◆ EXERCISE INSTRUCTIONS ◆
Across the material below, how many lines contain the word "Setup"? Give only the number.

--- begin ---

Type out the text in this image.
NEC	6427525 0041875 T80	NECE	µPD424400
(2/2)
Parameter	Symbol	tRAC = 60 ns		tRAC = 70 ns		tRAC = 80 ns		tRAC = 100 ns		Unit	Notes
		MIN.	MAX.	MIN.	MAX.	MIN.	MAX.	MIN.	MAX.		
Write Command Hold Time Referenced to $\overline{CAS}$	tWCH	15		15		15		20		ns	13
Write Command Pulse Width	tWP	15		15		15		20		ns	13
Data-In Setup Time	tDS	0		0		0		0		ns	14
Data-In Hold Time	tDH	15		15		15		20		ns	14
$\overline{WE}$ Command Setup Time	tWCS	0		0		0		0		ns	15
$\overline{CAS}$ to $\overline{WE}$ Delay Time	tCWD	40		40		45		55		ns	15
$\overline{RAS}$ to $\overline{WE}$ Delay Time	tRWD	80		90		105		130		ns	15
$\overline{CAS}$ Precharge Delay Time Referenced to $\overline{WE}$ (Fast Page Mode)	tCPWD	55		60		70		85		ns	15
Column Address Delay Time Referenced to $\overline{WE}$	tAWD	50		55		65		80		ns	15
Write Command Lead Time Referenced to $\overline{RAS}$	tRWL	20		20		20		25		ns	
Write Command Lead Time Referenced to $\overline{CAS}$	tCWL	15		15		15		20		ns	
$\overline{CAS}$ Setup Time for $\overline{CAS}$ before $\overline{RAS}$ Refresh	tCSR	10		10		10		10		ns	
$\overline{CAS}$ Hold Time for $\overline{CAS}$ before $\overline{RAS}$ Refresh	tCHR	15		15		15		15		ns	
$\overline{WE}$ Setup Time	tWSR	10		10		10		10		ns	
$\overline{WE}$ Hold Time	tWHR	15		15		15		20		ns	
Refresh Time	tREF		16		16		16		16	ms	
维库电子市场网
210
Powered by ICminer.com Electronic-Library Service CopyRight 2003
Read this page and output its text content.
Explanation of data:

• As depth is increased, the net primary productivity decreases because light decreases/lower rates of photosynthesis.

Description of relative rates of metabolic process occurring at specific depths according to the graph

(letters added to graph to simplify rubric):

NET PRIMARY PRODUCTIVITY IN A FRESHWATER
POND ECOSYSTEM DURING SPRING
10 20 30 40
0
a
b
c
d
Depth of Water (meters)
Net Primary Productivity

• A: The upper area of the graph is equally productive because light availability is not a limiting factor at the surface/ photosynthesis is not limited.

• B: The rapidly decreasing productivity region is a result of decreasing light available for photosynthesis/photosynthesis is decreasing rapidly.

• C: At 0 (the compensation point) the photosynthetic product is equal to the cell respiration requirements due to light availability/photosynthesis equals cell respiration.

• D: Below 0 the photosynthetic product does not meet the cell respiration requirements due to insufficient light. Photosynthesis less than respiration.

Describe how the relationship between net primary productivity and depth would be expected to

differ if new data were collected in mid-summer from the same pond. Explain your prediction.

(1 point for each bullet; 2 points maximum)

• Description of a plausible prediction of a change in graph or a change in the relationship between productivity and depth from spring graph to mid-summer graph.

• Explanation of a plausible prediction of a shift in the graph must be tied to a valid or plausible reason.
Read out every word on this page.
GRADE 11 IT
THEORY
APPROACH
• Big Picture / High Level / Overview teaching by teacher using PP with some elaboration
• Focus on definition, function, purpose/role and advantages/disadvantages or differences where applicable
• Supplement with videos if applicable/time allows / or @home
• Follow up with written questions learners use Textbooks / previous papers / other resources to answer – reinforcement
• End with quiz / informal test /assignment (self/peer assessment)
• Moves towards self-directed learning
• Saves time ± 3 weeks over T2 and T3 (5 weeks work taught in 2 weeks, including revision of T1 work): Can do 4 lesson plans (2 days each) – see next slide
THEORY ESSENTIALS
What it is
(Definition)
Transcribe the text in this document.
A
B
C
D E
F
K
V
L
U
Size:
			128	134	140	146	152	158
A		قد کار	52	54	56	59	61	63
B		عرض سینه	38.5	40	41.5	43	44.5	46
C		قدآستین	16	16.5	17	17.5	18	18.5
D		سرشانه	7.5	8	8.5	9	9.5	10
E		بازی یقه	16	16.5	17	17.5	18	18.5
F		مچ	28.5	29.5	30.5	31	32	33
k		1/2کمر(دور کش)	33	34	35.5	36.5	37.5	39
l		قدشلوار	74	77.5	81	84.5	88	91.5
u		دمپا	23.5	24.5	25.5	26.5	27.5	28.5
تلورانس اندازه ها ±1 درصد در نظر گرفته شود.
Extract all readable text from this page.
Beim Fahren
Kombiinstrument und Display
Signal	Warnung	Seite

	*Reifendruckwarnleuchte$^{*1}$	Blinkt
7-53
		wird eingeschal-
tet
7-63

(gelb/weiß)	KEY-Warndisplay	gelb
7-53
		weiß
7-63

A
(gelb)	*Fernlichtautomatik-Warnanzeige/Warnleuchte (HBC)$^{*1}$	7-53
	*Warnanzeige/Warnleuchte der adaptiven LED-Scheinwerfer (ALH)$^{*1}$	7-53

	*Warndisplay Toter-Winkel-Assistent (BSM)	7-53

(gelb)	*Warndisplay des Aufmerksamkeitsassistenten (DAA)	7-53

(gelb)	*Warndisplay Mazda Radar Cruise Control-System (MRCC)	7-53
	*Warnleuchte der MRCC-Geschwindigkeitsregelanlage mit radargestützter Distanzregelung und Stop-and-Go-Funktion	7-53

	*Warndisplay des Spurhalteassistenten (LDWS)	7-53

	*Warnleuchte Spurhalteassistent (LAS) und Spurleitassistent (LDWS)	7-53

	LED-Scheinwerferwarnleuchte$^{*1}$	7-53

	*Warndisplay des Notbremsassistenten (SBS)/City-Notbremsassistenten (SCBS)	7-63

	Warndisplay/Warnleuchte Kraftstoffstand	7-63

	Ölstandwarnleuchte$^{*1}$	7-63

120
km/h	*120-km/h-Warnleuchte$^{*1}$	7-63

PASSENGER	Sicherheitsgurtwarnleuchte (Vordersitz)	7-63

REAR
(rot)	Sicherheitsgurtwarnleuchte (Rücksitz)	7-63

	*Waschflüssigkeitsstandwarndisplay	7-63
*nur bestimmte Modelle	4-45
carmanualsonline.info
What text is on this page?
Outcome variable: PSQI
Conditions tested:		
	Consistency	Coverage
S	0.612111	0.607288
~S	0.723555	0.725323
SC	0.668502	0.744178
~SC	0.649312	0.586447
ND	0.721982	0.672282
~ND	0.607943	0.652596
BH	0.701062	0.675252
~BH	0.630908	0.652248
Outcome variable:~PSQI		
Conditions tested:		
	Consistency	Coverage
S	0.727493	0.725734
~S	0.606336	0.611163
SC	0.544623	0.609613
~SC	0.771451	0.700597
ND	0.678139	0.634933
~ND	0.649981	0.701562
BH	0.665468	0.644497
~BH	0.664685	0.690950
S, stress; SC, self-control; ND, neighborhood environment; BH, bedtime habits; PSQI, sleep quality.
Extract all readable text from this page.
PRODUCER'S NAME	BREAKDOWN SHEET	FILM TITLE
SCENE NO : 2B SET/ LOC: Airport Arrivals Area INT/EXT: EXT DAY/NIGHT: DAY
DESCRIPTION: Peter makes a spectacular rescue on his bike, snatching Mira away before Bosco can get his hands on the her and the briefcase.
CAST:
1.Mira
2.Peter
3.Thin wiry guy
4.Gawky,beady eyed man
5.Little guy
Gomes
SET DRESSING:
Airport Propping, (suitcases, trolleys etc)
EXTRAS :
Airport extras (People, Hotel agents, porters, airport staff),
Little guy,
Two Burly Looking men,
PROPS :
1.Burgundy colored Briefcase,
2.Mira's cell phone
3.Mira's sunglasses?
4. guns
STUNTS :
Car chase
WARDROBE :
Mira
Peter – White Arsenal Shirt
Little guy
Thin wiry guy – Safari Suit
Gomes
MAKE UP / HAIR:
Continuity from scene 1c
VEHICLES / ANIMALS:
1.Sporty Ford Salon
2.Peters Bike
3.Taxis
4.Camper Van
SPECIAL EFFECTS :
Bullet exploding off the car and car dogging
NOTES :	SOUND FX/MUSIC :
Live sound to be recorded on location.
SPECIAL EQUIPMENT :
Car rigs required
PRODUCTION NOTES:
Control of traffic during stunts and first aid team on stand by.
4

--- end ---

◆ WRITTEN ANSWER ◆
4